JOB » From the listing below, select every line where the word "screenshot" appears.

DATA LINES »
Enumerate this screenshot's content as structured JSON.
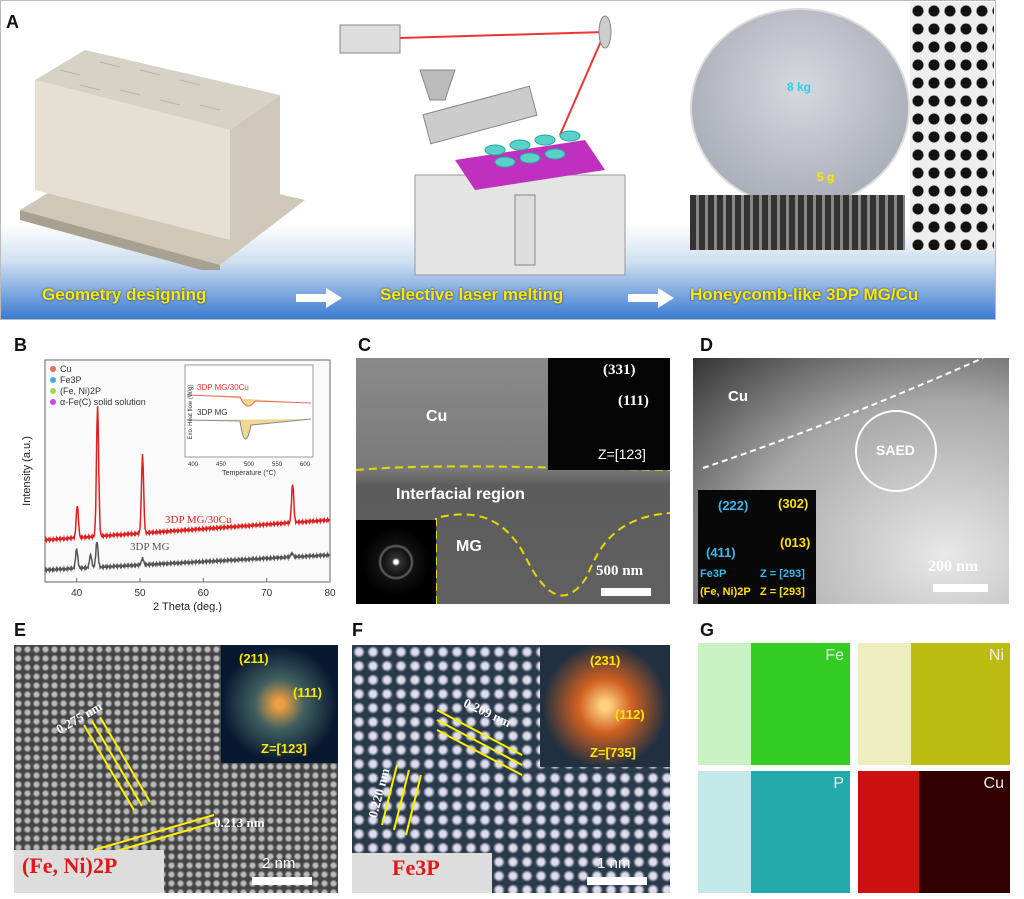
{
  "panels": {
    "a": "A",
    "b": "B",
    "c": "C",
    "d": "D",
    "e": "E",
    "f": "F",
    "g": "G"
  },
  "panelA": {
    "steps": [
      "Geometry  designing",
      "Selective laser melting",
      "Honeycomb-like 3DP MG/Cu"
    ],
    "load_top": "8 kg",
    "load_bottom": "5 g"
  },
  "chart_data": {
    "type": "line",
    "xlabel": "2 Theta (deg.)",
    "ylabel": "Intensity (a.u.)",
    "xlim": [
      35,
      80
    ],
    "xticks": [
      40,
      50,
      60,
      70,
      80
    ],
    "grid": false,
    "legend_placement": "top-left",
    "legend": [
      {
        "name": "Cu",
        "marker": "circle",
        "color": "#ee6a5a"
      },
      {
        "name": "Fe3P",
        "marker": "triangle-down",
        "color": "#3ab0e0"
      },
      {
        "name": "(Fe, Ni)2P",
        "marker": "diamond",
        "color": "#99dd44"
      },
      {
        "name": "α-Fe(C) solid solution",
        "marker": "star",
        "color": "#cc44ee"
      }
    ],
    "series": [
      {
        "name": "3DP MG/30Cu",
        "color": "#e02020",
        "peaks": [
          [
            40.1,
            0.25
          ],
          [
            43.3,
            1.0
          ],
          [
            50.4,
            0.6
          ],
          [
            74.1,
            0.3
          ]
        ]
      },
      {
        "name": "3DP MG",
        "color": "#555555",
        "peaks": [
          [
            40.0,
            0.15
          ],
          [
            42.2,
            0.1
          ],
          [
            43.2,
            0.2
          ],
          [
            50.4,
            0.05
          ],
          [
            74.0,
            0.03
          ]
        ]
      }
    ],
    "inset": {
      "xlabel": "Temperature (°C)",
      "ylabel": "Exo. Heat flow (W/g)",
      "xticks": [
        400,
        450,
        500,
        550,
        600
      ],
      "series": [
        "3DP MG/30Cu",
        "3DP MG"
      ]
    }
  },
  "panelC": {
    "cu": "Cu",
    "interface": "Interfacial region",
    "mg": "MG",
    "spots": [
      "(331)",
      "(111)"
    ],
    "zone": "Z=[123]",
    "scale": "500 nm"
  },
  "panelD": {
    "cu": "Cu",
    "saed": "SAED",
    "spots_blue": [
      "(222)",
      "(411)"
    ],
    "spots_yellow": [
      "(302)",
      "(013)"
    ],
    "zone1_phase": "Fe3P",
    "zone1": "Z = [293]",
    "zone2_phase": "(Fe, Ni)2P",
    "zone2": "Z = [293]",
    "scale": "200 nm"
  },
  "panelE": {
    "d1": "0.275 nm",
    "d2": "0.213 nm",
    "spots": [
      "(211)",
      "(111)"
    ],
    "zone": "Z=[123]",
    "phase": "(Fe, Ni)2P",
    "scale": "2 nm"
  },
  "panelF": {
    "d1": "0.209 nm",
    "d2": "0.220 nm",
    "spots": [
      "(231)",
      "(112)"
    ],
    "zone": "Z=[735]",
    "phase": "Fe3P",
    "scale": "1 nm"
  },
  "panelG": {
    "maps": [
      {
        "el": "Fe",
        "color": "#33cc22"
      },
      {
        "el": "Ni",
        "color": "#bbbb10"
      },
      {
        "el": "P",
        "color": "#22aaaa"
      },
      {
        "el": "Cu",
        "color": "#cc1010"
      }
    ]
  }
}
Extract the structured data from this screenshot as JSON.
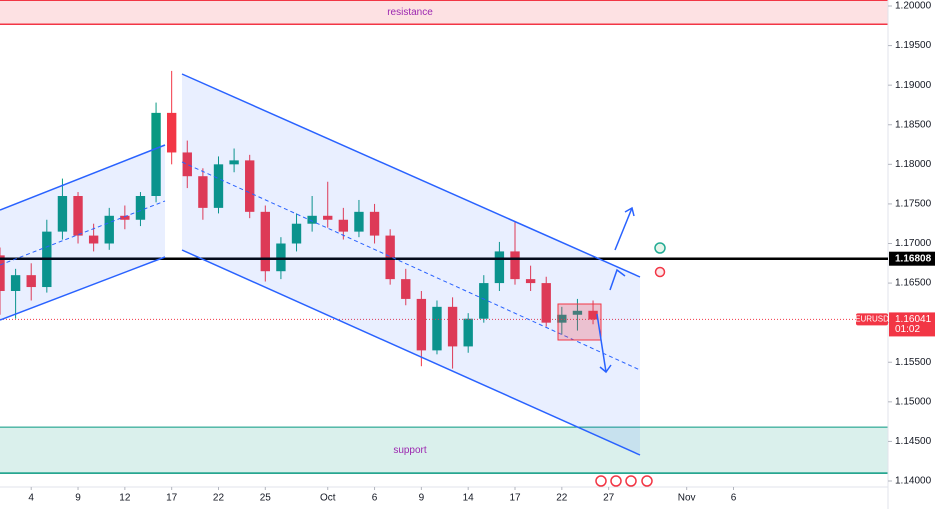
{
  "chart_data": {
    "type": "candlestick",
    "symbol": "EURUSD",
    "x": [
      1,
      2,
      3,
      4,
      5,
      6,
      7,
      8,
      9,
      10,
      11,
      12,
      13,
      14,
      15,
      16,
      17,
      18,
      19,
      20,
      21,
      22,
      23,
      24,
      25,
      26,
      27,
      28,
      29,
      30,
      31,
      32,
      33,
      34,
      35,
      36,
      37,
      38,
      39
    ],
    "open": [
      1.1685,
      1.164,
      1.166,
      1.1645,
      1.1715,
      1.176,
      1.171,
      1.17,
      1.1735,
      1.173,
      1.176,
      1.1865,
      1.1815,
      1.1785,
      1.1745,
      1.18,
      1.1805,
      1.174,
      1.1665,
      1.17,
      1.1725,
      1.1735,
      1.173,
      1.1715,
      1.174,
      1.171,
      1.1655,
      1.163,
      1.1565,
      1.162,
      1.157,
      1.1605,
      1.165,
      1.169,
      1.1655,
      1.165,
      1.16,
      1.161,
      1.1615
    ],
    "high": [
      1.1695,
      1.1668,
      1.1675,
      1.173,
      1.1782,
      1.1765,
      1.1725,
      1.1745,
      1.1748,
      1.1765,
      1.1878,
      1.1918,
      1.183,
      1.1795,
      1.181,
      1.182,
      1.1812,
      1.1748,
      1.1708,
      1.1738,
      1.176,
      1.1778,
      1.1745,
      1.1755,
      1.175,
      1.1718,
      1.1668,
      1.164,
      1.1628,
      1.1632,
      1.1612,
      1.166,
      1.1702,
      1.1728,
      1.1672,
      1.1658,
      1.162,
      1.163,
      1.1628
    ],
    "low": [
      1.161,
      1.1605,
      1.1628,
      1.1638,
      1.1705,
      1.17,
      1.169,
      1.1692,
      1.1718,
      1.1722,
      1.1752,
      1.18,
      1.177,
      1.173,
      1.1738,
      1.179,
      1.1732,
      1.1652,
      1.1655,
      1.169,
      1.1715,
      1.172,
      1.1705,
      1.1708,
      1.17,
      1.1648,
      1.1622,
      1.1545,
      1.156,
      1.1542,
      1.1562,
      1.16,
      1.164,
      1.1648,
      1.164,
      1.1595,
      1.1585,
      1.159,
      1.1598
    ],
    "close": [
      1.164,
      1.166,
      1.1645,
      1.1715,
      1.176,
      1.171,
      1.17,
      1.1735,
      1.173,
      1.176,
      1.1865,
      1.1815,
      1.1785,
      1.1745,
      1.18,
      1.1805,
      1.174,
      1.1665,
      1.17,
      1.1725,
      1.1735,
      1.173,
      1.1715,
      1.174,
      1.171,
      1.1655,
      1.163,
      1.1565,
      1.162,
      1.157,
      1.1605,
      1.165,
      1.169,
      1.1655,
      1.165,
      1.16,
      1.161,
      1.1615,
      1.1604
    ],
    "up_color": "#089981",
    "down_color": "#f23645",
    "xlim": [
      1,
      57.9
    ],
    "xticks": [
      {
        "value": 3,
        "label": "4"
      },
      {
        "value": 6,
        "label": "9"
      },
      {
        "value": 9,
        "label": "12"
      },
      {
        "value": 12,
        "label": "17"
      },
      {
        "value": 15,
        "label": "22"
      },
      {
        "value": 18,
        "label": "25"
      },
      {
        "value": 22,
        "label": "Oct"
      },
      {
        "value": 25,
        "label": "6"
      },
      {
        "value": 28,
        "label": "9"
      },
      {
        "value": 31,
        "label": "14"
      },
      {
        "value": 34,
        "label": "17"
      },
      {
        "value": 37,
        "label": "22"
      },
      {
        "value": 40,
        "label": "27"
      },
      {
        "value": 45,
        "label": "Nov"
      },
      {
        "value": 48,
        "label": "6"
      }
    ],
    "ylim": [
      1.14,
      1.2
    ],
    "yticks": [
      {
        "value": 1.2,
        "label": "1.20000"
      },
      {
        "value": 1.195,
        "label": "1.19500"
      },
      {
        "value": 1.19,
        "label": "1.19000"
      },
      {
        "value": 1.185,
        "label": "1.18500"
      },
      {
        "value": 1.18,
        "label": "1.18000"
      },
      {
        "value": 1.175,
        "label": "1.17500"
      },
      {
        "value": 1.17,
        "label": "1.17000"
      },
      {
        "value": 1.165,
        "label": "1.16500"
      },
      {
        "value": 1.16,
        "label": "1.16000"
      },
      {
        "value": 1.155,
        "label": "1.15500"
      },
      {
        "value": 1.15,
        "label": "1.15000"
      },
      {
        "value": 1.145,
        "label": "1.14500"
      },
      {
        "value": 1.14,
        "label": "1.14000"
      }
    ],
    "grid": false,
    "zones": [
      {
        "label": "resistance",
        "range": [
          1.1977,
          1.2007
        ],
        "color": "#f23645"
      },
      {
        "label": "support",
        "range": [
          1.141,
          1.1468
        ],
        "color": "#089981"
      }
    ],
    "level": {
      "value": 1.16808,
      "label": "1.16808"
    },
    "last_price": {
      "value": 1.16041,
      "label": "1.16041",
      "countdown": "01:02"
    }
  }
}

RESPONSE TO THE EXERCISE »
Enumerate this screenshot's content as structured JSON.
Extract the structured data from this screenshot as JSON.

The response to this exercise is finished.